■ Work instructions ■
Find the lines containing "Saraswati" and say how many there are, with no other words.

[Records for the exercise start]

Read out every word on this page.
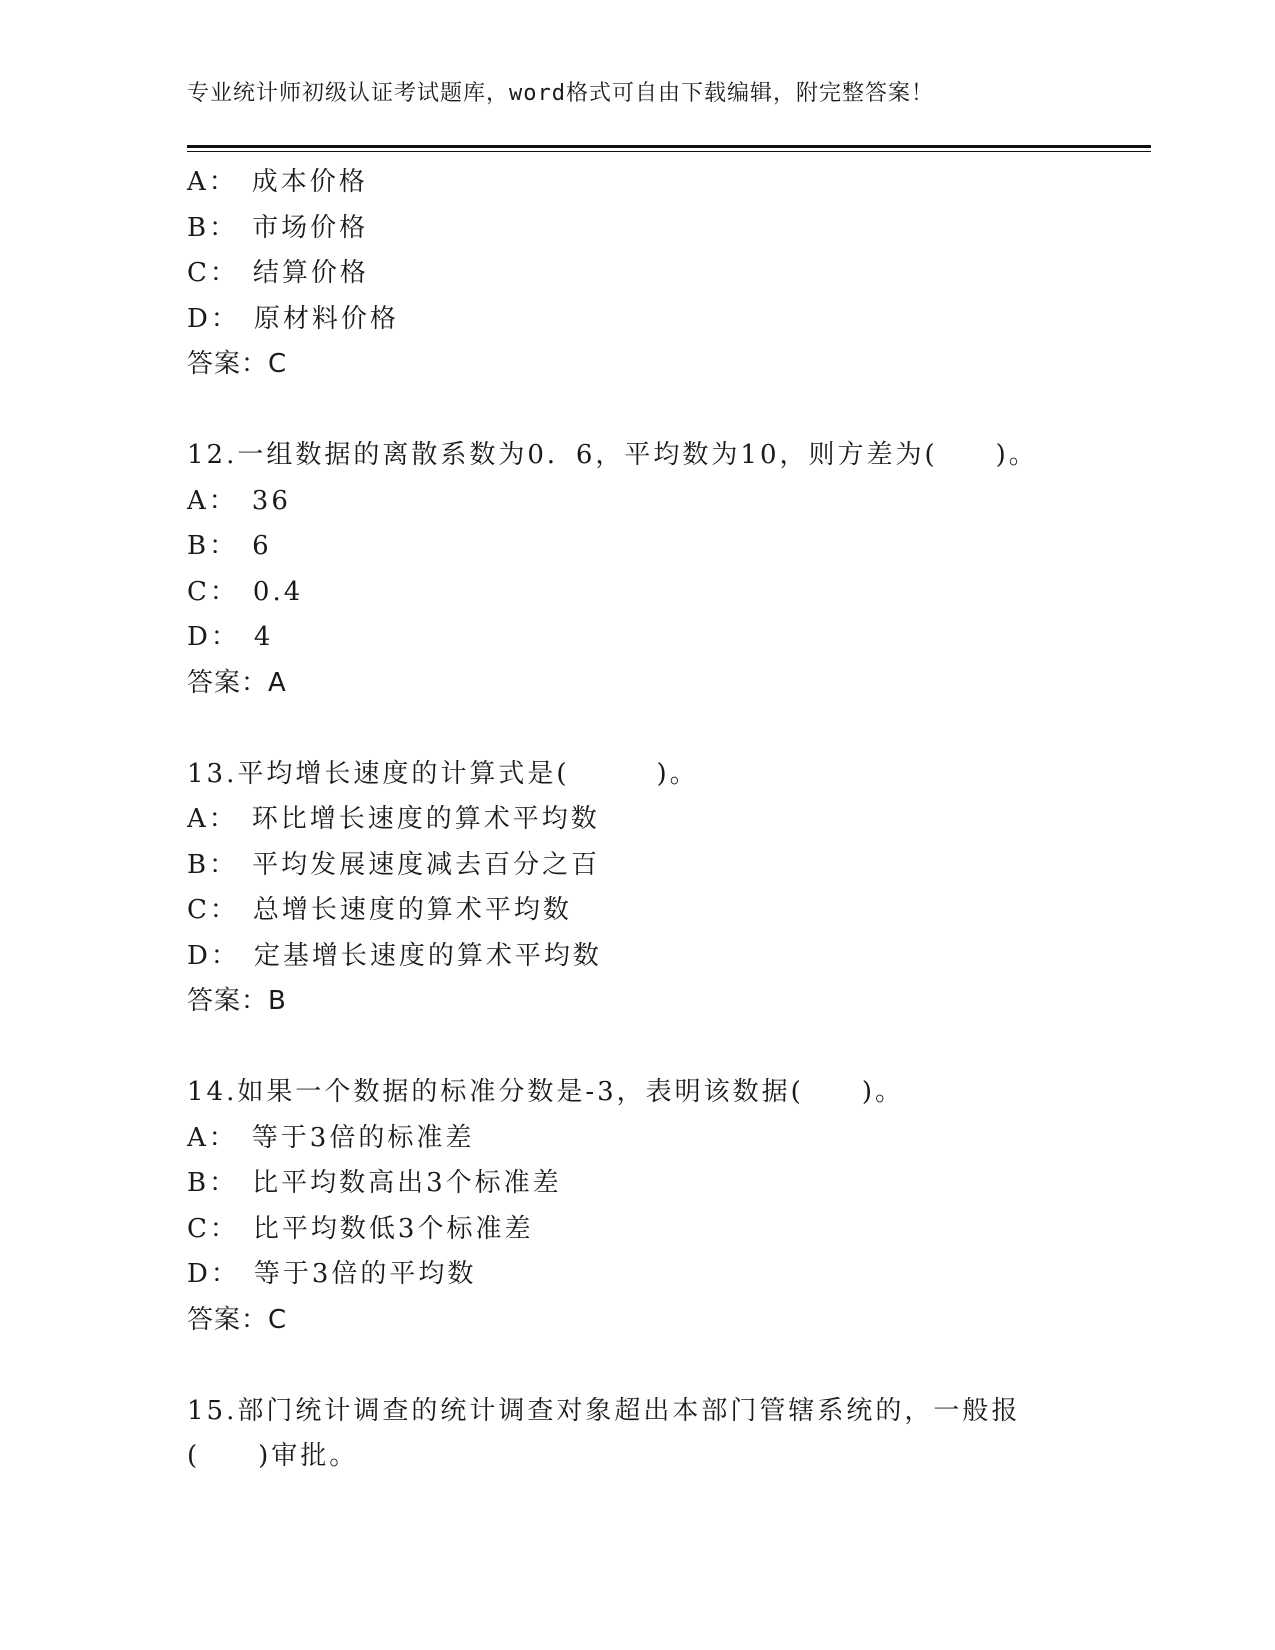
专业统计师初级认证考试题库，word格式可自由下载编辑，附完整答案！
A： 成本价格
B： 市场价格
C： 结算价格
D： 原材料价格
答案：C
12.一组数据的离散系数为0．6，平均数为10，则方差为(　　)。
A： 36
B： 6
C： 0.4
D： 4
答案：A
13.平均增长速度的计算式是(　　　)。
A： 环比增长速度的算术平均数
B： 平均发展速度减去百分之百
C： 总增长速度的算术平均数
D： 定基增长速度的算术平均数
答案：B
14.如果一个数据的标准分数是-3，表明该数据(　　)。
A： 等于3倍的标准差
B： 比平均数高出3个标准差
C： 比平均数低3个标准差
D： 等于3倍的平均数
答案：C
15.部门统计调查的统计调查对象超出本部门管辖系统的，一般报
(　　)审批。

[Records for the exercise end]
[Records for the exercise start]

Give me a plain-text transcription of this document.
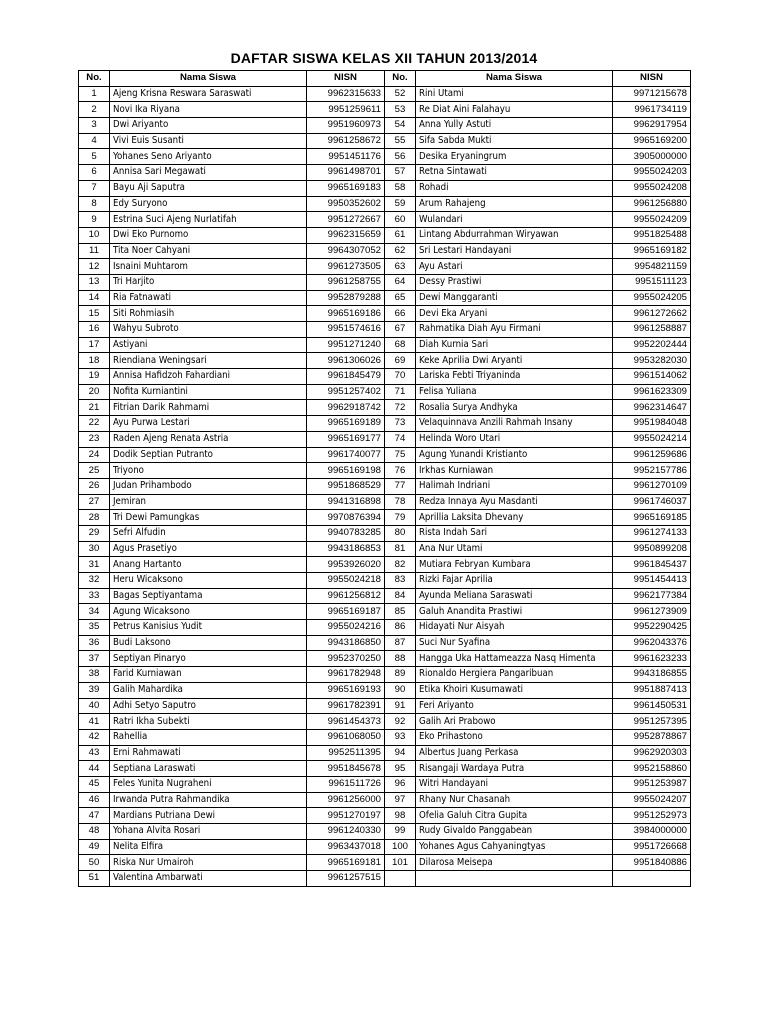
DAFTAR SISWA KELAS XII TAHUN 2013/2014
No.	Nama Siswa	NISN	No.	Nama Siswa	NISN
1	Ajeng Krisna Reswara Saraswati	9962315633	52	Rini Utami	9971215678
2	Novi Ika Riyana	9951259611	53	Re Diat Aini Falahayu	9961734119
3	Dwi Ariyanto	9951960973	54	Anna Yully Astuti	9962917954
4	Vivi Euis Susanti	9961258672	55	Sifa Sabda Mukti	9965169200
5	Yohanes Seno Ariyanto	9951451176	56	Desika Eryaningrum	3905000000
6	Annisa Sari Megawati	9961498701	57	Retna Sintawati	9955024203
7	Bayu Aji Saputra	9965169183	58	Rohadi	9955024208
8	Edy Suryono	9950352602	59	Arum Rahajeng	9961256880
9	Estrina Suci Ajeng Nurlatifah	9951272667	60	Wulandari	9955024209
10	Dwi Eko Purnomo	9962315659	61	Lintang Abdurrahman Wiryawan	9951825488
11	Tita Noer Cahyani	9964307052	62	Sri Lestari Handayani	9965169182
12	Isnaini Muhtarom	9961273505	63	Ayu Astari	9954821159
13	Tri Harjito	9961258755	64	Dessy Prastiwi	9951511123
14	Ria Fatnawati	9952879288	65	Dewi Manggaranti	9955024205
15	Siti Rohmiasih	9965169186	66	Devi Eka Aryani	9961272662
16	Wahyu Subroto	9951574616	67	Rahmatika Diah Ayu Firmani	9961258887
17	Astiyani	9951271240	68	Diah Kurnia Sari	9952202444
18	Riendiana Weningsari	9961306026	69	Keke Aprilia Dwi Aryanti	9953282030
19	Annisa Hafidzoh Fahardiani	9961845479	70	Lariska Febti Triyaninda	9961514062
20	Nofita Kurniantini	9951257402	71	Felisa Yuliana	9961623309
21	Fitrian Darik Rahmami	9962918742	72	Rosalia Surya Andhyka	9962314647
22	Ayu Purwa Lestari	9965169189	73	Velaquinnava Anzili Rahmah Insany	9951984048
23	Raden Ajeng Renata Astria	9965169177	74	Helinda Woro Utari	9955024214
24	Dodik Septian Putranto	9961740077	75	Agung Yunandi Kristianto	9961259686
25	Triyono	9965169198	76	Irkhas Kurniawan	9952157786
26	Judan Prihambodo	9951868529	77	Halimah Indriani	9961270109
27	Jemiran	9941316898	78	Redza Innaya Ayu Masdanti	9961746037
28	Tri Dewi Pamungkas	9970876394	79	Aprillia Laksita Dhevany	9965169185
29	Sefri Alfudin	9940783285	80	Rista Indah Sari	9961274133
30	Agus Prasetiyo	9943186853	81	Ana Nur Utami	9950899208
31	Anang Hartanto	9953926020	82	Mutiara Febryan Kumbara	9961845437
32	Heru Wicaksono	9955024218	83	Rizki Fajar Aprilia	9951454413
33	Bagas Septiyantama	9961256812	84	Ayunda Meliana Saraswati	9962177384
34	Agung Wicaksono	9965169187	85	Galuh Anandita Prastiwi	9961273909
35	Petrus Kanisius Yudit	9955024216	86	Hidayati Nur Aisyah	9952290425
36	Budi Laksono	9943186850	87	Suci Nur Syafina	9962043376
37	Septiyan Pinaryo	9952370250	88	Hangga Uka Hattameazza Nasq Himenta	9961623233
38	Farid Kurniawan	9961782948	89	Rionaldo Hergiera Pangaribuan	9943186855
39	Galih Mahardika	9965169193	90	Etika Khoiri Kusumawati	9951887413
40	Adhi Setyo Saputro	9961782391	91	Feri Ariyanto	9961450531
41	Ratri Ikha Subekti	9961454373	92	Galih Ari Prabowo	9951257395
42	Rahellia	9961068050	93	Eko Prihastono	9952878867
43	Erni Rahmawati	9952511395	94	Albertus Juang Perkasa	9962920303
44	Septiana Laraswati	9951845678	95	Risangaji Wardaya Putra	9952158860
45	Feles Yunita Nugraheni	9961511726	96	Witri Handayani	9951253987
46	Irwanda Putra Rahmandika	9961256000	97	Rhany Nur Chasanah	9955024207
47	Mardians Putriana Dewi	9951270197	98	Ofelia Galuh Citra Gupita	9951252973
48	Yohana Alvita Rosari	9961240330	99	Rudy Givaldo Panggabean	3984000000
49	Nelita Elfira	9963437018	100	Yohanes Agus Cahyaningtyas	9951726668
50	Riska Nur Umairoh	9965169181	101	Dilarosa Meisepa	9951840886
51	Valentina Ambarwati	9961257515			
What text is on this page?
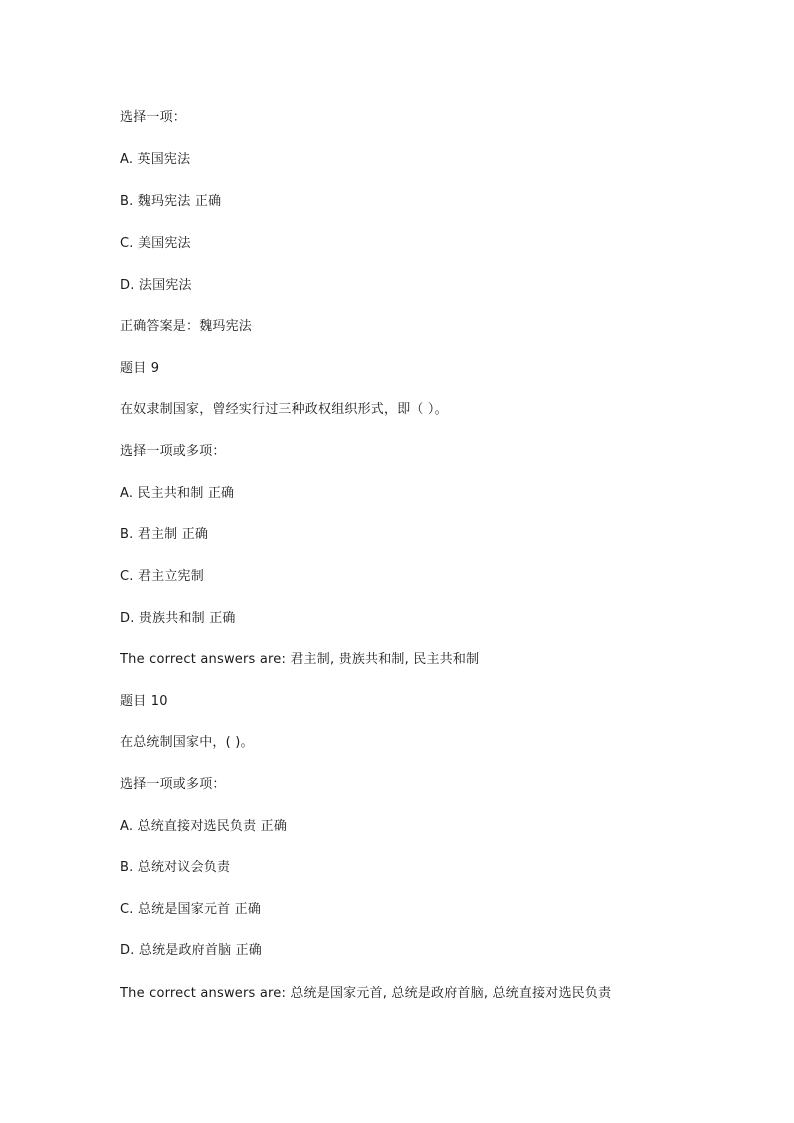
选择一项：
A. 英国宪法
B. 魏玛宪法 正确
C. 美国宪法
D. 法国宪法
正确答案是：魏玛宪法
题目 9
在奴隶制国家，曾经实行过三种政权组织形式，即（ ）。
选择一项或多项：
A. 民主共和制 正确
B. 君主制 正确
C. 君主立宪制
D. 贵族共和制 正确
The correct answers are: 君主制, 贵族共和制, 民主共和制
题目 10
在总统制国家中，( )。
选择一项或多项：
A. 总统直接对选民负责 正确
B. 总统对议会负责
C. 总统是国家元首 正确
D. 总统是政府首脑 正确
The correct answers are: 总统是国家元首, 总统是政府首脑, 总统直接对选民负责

[Records for the exercise end]

■ Response below ■
2